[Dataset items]
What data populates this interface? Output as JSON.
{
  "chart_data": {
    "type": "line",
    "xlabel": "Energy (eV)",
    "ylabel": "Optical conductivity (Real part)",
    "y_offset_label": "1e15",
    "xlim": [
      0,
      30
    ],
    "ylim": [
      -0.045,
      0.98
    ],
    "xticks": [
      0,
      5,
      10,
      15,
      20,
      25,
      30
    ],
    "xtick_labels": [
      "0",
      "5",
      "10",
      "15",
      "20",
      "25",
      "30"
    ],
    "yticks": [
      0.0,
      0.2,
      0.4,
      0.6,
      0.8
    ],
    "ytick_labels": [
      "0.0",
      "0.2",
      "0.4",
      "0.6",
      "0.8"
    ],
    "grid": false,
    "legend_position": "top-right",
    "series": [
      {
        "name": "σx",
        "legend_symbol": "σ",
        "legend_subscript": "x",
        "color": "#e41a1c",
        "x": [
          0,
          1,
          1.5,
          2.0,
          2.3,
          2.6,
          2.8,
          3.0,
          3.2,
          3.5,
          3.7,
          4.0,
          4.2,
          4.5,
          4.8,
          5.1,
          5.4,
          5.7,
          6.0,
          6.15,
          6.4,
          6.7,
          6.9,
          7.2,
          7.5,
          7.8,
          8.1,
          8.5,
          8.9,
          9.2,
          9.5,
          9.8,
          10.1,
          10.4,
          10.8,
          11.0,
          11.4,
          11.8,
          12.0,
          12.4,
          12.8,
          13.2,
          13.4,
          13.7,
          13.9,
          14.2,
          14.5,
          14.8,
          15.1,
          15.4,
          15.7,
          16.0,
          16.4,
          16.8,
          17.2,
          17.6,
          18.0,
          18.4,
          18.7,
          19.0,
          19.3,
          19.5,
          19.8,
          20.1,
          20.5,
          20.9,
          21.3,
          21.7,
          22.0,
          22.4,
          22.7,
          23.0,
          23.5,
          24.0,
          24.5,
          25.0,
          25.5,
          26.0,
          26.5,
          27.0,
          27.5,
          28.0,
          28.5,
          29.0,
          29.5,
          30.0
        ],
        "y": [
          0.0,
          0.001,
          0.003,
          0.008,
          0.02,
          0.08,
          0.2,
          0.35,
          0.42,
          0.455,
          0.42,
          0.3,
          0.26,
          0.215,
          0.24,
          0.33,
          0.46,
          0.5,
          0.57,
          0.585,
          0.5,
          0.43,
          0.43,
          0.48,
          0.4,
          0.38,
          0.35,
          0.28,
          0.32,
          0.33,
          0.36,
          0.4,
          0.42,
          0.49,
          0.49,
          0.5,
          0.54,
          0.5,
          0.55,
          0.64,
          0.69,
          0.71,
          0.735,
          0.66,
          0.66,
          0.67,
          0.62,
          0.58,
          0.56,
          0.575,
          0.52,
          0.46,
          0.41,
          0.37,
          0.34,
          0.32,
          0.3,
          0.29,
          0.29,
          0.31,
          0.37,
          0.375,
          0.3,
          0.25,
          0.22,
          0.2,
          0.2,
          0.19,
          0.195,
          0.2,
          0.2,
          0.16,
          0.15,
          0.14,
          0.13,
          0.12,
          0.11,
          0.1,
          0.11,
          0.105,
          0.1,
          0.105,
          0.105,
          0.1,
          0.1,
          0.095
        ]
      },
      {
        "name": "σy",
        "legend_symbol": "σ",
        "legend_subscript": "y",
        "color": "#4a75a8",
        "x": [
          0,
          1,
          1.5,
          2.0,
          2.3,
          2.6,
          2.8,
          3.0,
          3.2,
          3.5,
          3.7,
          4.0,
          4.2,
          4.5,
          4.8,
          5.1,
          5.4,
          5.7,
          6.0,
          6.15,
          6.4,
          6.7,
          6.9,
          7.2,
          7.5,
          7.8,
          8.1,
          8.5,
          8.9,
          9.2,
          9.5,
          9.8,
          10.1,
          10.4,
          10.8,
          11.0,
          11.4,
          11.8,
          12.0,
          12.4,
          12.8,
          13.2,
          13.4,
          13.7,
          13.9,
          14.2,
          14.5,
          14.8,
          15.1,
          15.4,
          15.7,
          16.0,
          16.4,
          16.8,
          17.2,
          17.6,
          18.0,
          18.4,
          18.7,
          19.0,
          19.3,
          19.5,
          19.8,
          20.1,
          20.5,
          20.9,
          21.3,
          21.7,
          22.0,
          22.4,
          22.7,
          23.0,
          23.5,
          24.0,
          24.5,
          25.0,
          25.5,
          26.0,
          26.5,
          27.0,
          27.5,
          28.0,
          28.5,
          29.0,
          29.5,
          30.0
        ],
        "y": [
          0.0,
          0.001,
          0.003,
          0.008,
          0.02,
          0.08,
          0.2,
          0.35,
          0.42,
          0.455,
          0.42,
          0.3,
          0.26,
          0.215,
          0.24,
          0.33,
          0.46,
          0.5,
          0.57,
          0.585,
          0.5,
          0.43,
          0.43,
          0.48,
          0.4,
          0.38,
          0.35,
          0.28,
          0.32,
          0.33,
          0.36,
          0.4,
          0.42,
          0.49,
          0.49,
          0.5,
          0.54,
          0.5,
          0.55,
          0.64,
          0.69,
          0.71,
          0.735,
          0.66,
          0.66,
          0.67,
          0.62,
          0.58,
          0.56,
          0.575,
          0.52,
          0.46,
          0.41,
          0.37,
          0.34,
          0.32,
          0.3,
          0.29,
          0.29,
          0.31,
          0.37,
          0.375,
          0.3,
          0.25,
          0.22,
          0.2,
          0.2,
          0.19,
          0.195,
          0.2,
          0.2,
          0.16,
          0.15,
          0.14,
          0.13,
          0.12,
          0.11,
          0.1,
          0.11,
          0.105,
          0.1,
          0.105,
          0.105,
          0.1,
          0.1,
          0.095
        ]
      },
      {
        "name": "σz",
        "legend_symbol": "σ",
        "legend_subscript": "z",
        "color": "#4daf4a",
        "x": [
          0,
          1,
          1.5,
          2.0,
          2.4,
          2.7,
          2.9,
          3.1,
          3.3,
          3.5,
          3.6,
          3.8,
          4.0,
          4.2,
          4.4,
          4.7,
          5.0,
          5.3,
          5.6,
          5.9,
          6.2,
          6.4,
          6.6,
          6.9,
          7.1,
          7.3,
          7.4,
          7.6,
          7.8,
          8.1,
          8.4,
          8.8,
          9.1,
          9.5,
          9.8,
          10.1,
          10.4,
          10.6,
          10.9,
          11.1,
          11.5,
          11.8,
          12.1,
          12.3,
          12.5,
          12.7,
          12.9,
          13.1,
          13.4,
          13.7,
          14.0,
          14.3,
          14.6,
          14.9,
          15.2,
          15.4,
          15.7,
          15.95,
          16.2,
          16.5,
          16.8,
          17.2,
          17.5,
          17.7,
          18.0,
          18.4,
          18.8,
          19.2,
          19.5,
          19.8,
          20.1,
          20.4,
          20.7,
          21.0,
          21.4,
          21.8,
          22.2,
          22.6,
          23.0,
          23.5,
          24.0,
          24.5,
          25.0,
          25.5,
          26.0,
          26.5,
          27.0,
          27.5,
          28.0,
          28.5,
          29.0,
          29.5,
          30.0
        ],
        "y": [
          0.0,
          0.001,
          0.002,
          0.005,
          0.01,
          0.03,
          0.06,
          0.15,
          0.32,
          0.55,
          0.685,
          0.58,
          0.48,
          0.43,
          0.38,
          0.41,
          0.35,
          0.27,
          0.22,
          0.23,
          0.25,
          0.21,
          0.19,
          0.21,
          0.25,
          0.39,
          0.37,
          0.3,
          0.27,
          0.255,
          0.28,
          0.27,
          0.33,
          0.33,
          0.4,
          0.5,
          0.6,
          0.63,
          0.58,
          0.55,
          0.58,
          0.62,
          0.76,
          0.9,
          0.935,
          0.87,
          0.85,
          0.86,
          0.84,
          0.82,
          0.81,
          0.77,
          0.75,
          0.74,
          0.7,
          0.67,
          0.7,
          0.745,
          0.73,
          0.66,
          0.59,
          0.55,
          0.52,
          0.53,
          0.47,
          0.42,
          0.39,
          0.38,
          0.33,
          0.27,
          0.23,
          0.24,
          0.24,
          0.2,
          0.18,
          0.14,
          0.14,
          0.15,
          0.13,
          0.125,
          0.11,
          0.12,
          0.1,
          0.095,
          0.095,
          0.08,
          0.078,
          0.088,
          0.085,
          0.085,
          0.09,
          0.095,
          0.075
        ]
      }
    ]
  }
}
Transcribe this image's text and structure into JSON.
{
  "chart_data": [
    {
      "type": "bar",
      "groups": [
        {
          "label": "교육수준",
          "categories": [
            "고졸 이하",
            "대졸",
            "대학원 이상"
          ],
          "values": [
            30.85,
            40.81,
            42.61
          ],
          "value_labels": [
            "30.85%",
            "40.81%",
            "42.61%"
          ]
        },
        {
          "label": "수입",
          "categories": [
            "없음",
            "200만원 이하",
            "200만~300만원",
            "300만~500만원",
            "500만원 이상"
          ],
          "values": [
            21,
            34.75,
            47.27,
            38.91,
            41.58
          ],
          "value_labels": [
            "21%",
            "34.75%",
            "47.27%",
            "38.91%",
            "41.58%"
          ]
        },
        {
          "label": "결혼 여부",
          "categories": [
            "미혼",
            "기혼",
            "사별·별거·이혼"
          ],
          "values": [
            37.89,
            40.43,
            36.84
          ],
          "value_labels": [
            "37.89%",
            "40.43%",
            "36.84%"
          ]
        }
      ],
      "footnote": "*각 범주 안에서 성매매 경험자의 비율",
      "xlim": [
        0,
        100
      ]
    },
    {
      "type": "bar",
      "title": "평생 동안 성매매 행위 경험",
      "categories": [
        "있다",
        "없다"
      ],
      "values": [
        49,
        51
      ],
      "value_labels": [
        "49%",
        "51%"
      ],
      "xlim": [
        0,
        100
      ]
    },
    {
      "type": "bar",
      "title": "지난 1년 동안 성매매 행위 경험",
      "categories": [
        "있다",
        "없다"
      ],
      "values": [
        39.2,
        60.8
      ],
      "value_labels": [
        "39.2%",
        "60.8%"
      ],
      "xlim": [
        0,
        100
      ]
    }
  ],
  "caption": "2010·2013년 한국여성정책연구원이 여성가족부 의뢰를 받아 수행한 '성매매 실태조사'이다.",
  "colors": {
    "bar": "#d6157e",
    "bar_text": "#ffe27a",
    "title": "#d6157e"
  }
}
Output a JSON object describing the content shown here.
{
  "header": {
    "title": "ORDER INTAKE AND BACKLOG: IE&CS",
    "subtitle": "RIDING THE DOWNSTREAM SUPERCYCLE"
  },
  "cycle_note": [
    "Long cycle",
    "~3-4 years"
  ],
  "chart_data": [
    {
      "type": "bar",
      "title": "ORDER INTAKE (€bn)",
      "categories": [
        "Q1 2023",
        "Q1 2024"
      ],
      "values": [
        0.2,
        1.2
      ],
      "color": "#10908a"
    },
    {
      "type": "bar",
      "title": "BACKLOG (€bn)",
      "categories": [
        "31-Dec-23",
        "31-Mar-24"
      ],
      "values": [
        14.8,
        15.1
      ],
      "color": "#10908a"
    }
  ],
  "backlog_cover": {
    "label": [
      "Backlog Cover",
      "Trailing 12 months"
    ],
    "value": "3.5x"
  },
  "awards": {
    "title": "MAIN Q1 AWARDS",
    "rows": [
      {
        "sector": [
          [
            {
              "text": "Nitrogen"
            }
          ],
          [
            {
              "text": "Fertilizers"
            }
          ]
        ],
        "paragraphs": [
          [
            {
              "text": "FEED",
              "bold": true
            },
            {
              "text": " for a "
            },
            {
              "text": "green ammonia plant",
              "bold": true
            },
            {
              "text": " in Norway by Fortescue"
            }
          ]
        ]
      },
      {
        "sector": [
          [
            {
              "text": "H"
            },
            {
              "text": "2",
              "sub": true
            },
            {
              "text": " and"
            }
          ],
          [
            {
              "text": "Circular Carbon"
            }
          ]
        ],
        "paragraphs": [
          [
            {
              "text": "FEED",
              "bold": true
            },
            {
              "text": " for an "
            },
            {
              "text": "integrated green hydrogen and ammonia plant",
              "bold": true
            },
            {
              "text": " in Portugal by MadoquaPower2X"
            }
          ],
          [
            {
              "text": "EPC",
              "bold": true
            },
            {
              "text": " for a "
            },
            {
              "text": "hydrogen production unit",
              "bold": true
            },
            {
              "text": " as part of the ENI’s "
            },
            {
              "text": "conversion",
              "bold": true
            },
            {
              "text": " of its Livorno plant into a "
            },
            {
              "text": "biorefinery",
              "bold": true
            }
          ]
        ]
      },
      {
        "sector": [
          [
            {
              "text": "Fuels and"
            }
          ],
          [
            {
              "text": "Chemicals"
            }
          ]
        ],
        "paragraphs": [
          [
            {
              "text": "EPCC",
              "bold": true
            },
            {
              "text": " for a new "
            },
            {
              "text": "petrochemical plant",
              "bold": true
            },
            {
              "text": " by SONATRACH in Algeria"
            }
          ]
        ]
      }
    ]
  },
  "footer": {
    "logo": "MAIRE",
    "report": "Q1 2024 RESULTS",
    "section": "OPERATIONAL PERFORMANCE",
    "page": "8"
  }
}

WHAT NEEDS TO BE DONE >>
Single out each line of the records above with the string "JSON" in it, and copy it.

COMPLETE ANSWER >>
What data populates this interface? Output as JSON.
Transcribe this image's text and structure into JSON.
Output a JSON object describing the content shown here.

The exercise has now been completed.